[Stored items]
──────
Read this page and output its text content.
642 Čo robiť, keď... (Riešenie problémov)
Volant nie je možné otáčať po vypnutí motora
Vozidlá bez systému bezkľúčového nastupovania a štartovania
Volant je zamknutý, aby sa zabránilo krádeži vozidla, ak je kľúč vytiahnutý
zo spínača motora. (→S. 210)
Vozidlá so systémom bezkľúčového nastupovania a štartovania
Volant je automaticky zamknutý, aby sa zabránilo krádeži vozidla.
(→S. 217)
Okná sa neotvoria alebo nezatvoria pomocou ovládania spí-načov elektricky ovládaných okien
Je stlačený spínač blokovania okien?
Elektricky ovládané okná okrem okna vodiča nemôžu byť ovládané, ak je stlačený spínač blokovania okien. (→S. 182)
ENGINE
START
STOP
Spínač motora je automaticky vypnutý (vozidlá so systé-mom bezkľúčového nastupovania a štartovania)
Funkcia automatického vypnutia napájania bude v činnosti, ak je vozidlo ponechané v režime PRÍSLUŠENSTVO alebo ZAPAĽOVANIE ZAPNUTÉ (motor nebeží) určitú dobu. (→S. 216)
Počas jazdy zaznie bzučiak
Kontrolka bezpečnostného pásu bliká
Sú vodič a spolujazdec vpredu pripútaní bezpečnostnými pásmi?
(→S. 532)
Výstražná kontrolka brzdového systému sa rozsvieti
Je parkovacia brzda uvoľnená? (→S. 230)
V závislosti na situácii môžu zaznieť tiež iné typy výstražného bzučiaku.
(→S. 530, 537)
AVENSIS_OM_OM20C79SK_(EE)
──────
**TASK TO COMPLETE**
Please reproduce each record precisely as written.

**SOLVED PROBLEM**
Read this page and output its text content.
642 Čo robiť, keď... (Riešenie problémov)
Volant nie je možné otáčať po vypnutí motora
Vozidlá bez systému bezkľúčového nastupovania a štartovania
Volant je zamknutý, aby sa zabránilo krádeži vozidla, ak je kľúč vytiahnutý
zo spínača motora. (→S. 210)
Vozidlá so systémom bezkľúčového nastupovania a štartovania
Volant je automaticky zamknutý, aby sa zabránilo krádeži vozidla.
(→S. 217)
Okná sa neotvoria alebo nezatvoria pomocou ovládania spí-načov elektricky ovládaných okien
Je stlačený spínač blokovania okien?
Elektricky ovládané okná okrem okna vodiča nemôžu byť ovládané, ak je stlačený spínač blokovania okien. (→S. 182)
ENGINE
START
STOP
Spínač motora je automaticky vypnutý (vozidlá so systé-mom bezkľúčového nastupovania a štartovania)
Funkcia automatického vypnutia napájania bude v činnosti, ak je vozidlo ponechané v režime PRÍSLUŠENSTVO alebo ZAPAĽOVANIE ZAPNUTÉ (motor nebeží) určitú dobu. (→S. 216)
Počas jazdy zaznie bzučiak
Kontrolka bezpečnostného pásu bliká
Sú vodič a spolujazdec vpredu pripútaní bezpečnostnými pásmi?
(→S. 532)
Výstražná kontrolka brzdového systému sa rozsvieti
Je parkovacia brzda uvoľnená? (→S. 230)
V závislosti na situácii môžu zaznieť tiež iné typy výstražného bzučiaku.
(→S. 530, 537)
AVENSIS_OM_OM20C79SK_(EE)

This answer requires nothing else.